====== Records for processing ======

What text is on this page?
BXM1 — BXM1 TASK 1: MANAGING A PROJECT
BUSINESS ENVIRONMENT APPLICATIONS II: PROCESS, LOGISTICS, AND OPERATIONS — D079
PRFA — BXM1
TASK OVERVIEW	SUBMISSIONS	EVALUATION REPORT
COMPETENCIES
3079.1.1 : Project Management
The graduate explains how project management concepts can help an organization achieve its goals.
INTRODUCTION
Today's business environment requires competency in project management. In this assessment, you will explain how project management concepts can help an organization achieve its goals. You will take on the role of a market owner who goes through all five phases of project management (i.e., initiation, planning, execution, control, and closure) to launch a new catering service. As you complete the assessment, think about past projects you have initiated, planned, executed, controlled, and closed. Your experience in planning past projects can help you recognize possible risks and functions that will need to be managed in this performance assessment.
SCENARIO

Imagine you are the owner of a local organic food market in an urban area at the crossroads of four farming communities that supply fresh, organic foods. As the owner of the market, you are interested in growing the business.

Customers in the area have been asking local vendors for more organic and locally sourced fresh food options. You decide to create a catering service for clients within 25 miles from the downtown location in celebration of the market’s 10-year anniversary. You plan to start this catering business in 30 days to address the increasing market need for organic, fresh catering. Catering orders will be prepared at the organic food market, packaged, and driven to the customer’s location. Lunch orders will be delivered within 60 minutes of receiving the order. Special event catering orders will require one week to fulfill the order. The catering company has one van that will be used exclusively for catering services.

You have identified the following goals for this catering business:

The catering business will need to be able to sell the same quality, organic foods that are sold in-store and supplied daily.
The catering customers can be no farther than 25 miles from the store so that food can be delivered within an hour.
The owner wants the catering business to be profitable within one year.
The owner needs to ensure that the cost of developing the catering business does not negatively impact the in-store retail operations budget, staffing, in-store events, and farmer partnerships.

======
====== Records for processing ======

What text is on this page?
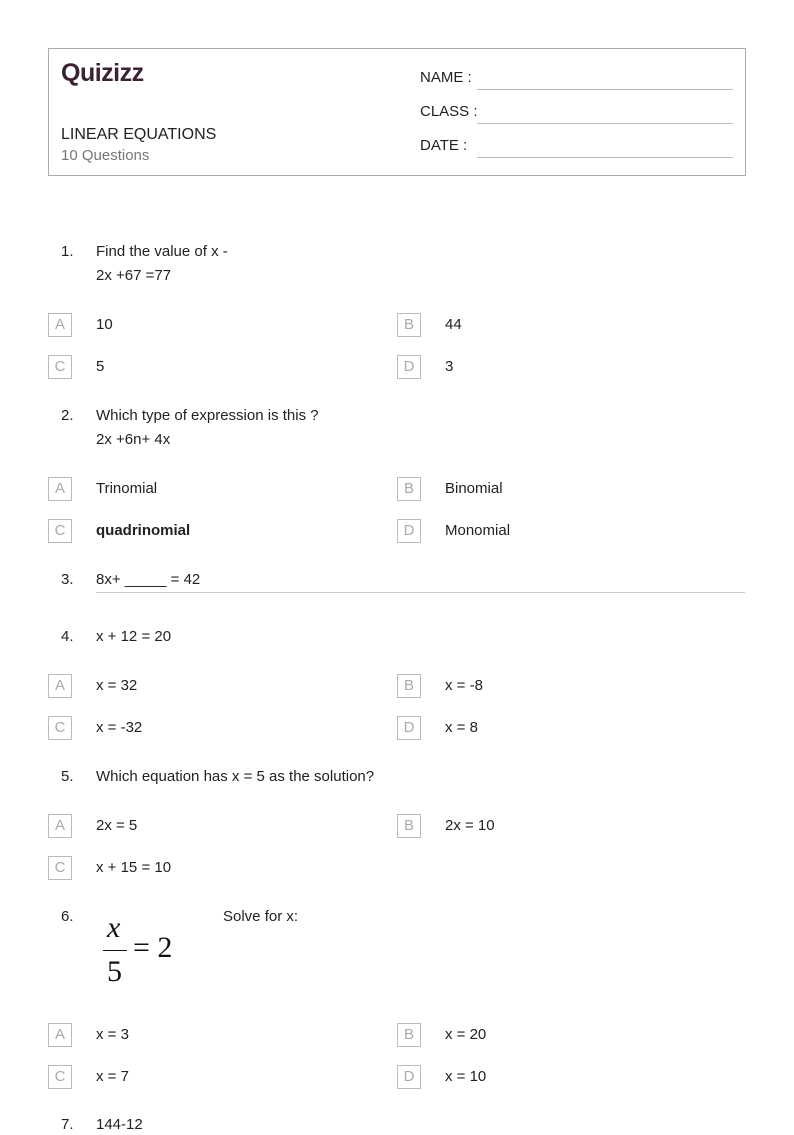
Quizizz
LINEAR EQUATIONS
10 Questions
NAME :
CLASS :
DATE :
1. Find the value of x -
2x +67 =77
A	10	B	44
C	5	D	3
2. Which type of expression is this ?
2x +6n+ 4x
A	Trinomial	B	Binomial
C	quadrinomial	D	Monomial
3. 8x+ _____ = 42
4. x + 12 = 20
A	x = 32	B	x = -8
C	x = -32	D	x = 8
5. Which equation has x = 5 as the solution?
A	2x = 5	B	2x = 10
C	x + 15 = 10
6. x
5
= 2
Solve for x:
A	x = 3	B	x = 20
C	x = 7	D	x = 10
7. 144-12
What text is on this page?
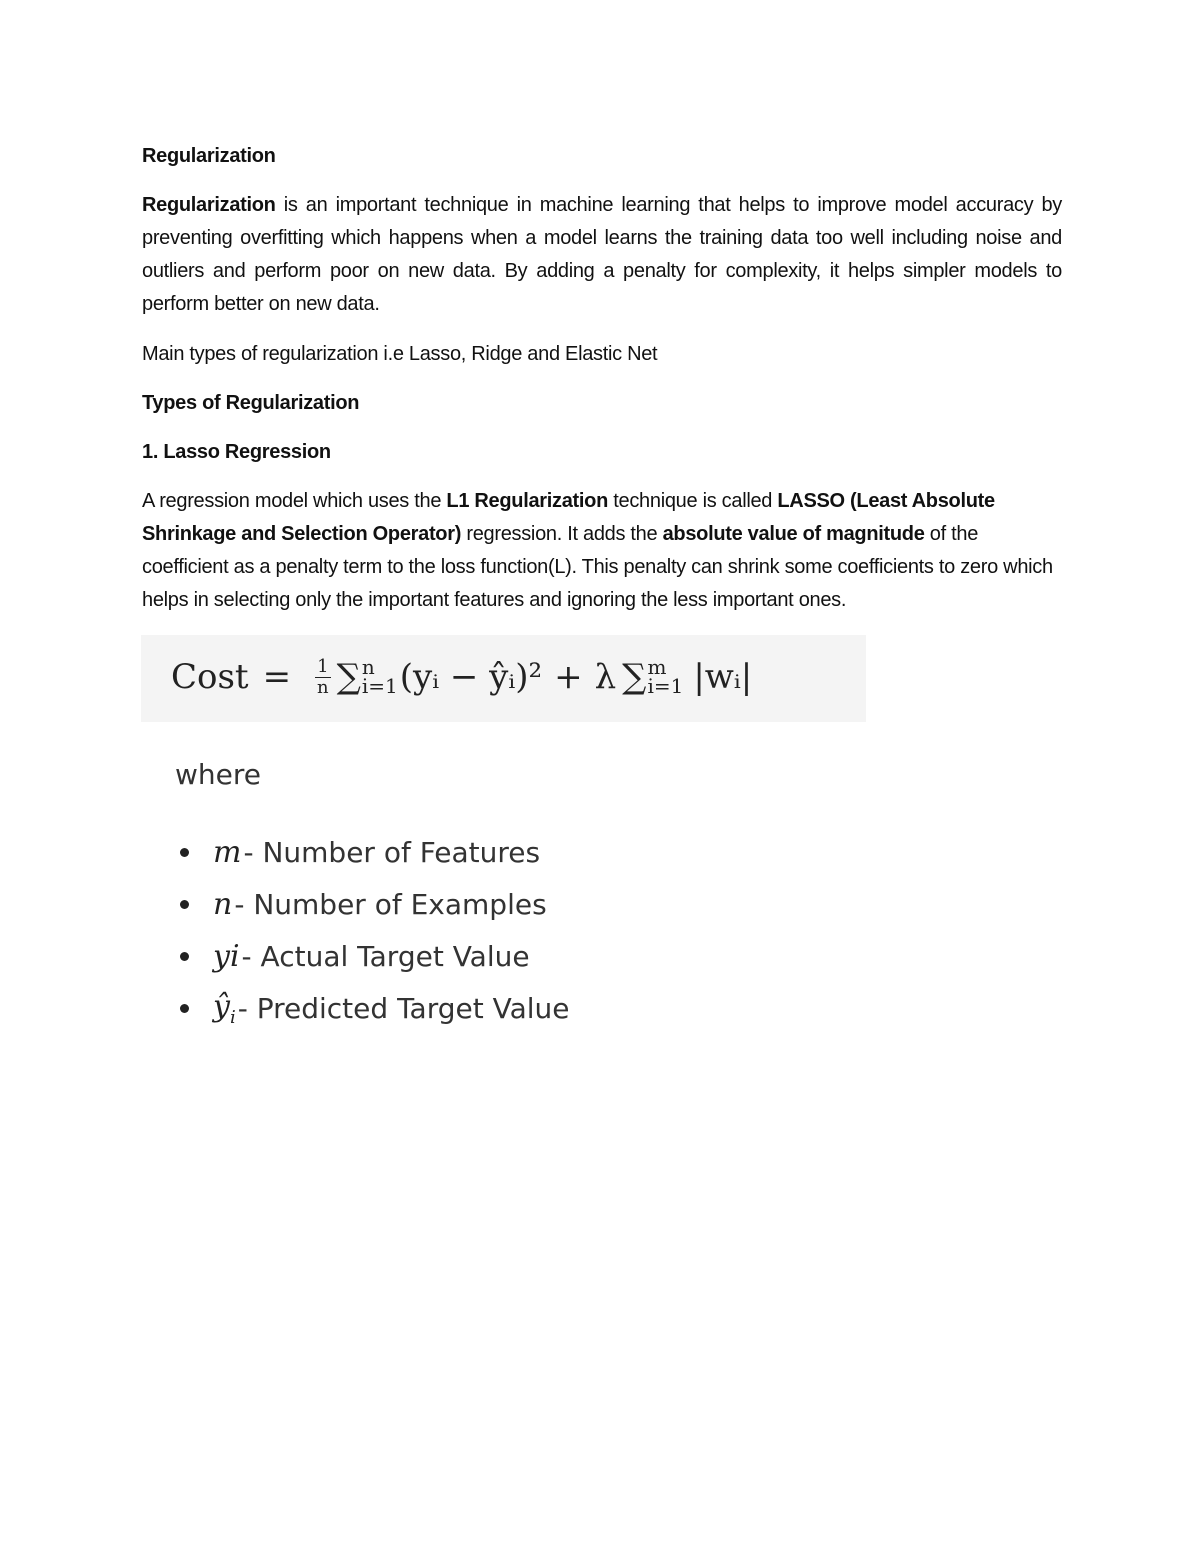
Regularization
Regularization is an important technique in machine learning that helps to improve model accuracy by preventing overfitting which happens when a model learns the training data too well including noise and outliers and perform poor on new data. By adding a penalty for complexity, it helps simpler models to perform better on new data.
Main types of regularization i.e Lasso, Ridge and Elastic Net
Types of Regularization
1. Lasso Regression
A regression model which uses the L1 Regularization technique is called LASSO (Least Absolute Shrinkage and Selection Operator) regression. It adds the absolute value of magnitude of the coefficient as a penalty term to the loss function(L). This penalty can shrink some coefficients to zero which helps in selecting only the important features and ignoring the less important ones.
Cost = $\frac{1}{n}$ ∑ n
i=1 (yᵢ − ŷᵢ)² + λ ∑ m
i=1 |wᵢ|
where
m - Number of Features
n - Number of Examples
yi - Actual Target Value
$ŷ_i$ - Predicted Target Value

======

Show every line from the entries above in which "catering" appears.

Today's business environment requires competency in project management. In this assessment, you will explain how project management concepts can help an organization achieve its goals. You will take on the role of a market owner who goes through all five phases of project management (i.e., initiation, planning, execution, control, and closure) to launch a new catering service. As you complete the assessment, think about past projects you have initiated, planned, executed, controlled, and closed. Your experience in planning past projects can help you recognize possible risks and functions that will need to be managed in this performance assessment.
Customers in the area have been asking local vendors for more organic and locally sourced fresh food options. You decide to create a catering service for clients within 25 miles from the downtown location in celebration of the market’s 10-year anniversary. You plan to start this catering business in 30 days to address the increasing market need for organic, fresh catering. Catering orders will be prepared at the organic food market, packaged, and driven to the customer’s location. Lunch orders will be delivered within 60 minutes of receiving the order. Special event catering orders will require one week to fulfill the order. The catering company has one van that will be used exclusively for catering services.
You have identified the following goals for this catering business:
The catering business will need to be able to sell the same quality, organic foods that are sold in-store and supplied daily.
The catering customers can be no farther than 25 miles from the store so that food can be delivered within an hour.
The owner wants the catering business to be profitable within one year.
The owner needs to ensure that the cost of developing the catering business does not negatively impact the in-store retail operations budget, staffing, in-store events, and farmer partnerships.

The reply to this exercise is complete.